**Task directions**:
Reproduce the passage from the article on Yoshinori Ohsumi's yeast research, from "Abiology superstar owes" up to and including "their own components.".

**Extract to read**:
===============

Abiology superstar owes a lot to the humble microorganism that has provided the world with bread and booze since antiquity. Yoshinori Ohsumi’s dogged study of yeast’s inner workings spanned decades, eventually winning the 2016 Nobel Prize in Physiology or Medicine for his insights into how cells digest and recycle their own components.

Autophagy, as these processes are known, is the subject of wide-ranging research in such fields as longevity and cancer. But, few people knew much about Ohsumi before he took the podium at the Karolinska Institute in Stockholm in December 2016 to deliver his Nobel lecture in which he extolled yeast’s many lessons, and its “wonderful gifts of sake and liquor.”

It’s unusual for the medicine Nobel to go to a single researcher, and Ohsumi’s win highlighted the importance of individual research in the age of large, international collaborations.

“In my time, I would do research because I was interested in a subject, but young people want to know whether a subject will yield a good paper or be beneficial for their career,” says Ohsumi, a 72-year-old honorary professor at the Tokyo Institute of Technology. “I don’t like that attitude. I’ve always said it’s a serious problem for new fields of research. If you want to have a paper in a famous journal, you should work on a popular subject. If you’re starting something new, though, it takes a lot of time.”

===============

**Data records**:

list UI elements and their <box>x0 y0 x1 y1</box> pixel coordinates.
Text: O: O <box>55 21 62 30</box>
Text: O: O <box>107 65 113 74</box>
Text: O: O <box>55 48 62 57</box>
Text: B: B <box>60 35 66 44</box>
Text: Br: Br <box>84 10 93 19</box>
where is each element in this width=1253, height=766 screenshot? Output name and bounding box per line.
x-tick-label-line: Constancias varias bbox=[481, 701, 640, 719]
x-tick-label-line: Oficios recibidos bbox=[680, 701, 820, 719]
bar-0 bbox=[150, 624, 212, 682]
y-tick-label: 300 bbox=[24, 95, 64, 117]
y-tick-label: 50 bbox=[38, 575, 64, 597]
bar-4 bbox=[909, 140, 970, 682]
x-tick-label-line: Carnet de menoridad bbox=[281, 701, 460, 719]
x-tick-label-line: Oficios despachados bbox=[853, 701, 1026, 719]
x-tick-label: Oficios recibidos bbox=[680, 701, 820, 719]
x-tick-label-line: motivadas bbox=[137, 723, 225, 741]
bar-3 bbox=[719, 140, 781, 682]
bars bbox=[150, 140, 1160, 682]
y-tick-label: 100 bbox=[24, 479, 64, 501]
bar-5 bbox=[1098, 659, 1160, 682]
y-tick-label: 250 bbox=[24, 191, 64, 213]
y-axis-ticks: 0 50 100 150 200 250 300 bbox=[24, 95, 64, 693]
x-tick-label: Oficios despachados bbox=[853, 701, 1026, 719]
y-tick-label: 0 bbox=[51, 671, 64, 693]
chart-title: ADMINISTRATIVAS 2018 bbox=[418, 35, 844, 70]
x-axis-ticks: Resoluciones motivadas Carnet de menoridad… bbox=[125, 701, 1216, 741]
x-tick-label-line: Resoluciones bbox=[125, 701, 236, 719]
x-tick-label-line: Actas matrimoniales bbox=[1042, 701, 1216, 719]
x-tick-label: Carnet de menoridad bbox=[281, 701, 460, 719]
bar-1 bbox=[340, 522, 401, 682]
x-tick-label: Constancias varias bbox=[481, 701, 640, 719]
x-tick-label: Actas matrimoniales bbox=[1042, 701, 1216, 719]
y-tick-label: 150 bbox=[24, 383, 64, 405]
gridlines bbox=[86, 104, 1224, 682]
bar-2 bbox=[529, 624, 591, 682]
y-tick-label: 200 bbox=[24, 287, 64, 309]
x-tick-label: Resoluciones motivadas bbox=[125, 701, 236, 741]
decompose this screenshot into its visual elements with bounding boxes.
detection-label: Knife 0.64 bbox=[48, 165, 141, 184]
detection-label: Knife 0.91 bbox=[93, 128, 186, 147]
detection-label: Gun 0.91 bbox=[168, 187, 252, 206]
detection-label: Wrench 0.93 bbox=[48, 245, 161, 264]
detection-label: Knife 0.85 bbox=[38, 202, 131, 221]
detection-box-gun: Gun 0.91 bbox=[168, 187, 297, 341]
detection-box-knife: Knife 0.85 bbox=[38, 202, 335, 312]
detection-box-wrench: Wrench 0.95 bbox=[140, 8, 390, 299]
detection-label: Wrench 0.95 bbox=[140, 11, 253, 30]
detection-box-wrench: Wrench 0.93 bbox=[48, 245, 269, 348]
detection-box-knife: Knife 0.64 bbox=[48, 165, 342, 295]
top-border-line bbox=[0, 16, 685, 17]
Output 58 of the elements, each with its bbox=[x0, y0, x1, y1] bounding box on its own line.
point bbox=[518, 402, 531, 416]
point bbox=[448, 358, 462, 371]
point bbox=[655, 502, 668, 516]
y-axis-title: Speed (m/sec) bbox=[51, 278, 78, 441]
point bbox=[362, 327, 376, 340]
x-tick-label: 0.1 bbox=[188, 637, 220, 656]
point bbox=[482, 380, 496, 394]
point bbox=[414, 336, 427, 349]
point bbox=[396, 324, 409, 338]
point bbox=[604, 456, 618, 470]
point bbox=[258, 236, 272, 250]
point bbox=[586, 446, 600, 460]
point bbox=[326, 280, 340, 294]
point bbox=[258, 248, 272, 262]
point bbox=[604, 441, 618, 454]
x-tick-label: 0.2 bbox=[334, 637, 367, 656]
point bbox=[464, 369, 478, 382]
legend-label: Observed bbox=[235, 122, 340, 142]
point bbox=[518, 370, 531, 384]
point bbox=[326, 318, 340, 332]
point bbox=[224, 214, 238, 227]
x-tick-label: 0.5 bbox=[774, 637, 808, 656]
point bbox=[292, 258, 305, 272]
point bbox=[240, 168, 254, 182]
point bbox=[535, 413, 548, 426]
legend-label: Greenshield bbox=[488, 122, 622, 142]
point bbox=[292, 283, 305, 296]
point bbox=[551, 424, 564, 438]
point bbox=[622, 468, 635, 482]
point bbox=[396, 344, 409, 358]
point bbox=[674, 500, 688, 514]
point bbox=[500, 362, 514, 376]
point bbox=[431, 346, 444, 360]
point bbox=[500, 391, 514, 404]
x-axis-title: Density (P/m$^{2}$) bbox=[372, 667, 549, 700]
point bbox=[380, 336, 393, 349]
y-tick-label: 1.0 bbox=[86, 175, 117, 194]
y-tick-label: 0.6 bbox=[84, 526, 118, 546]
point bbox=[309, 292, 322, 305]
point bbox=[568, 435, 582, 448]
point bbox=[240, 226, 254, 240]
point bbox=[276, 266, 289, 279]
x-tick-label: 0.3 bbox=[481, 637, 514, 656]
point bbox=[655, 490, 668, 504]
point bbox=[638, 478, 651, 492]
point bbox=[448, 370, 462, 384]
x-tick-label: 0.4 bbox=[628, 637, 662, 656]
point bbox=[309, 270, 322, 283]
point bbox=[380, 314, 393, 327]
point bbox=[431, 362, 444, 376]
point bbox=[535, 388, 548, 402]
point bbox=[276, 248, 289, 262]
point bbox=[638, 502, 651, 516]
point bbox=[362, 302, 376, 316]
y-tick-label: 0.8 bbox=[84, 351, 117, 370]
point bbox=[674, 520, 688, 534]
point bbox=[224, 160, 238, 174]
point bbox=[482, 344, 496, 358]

===============

**Response to this exercise**:
Abiology superstar owes a lot to the humble microorganism that has provided the world with bread and booze since antiquity. Yoshinori Ohsumi’s dogged study of yeast’s inner workings spanned decades, eventually winning the 2016 Nobel Prize in Physiology or Medicine for his insights into how cells digest and recycle their own components.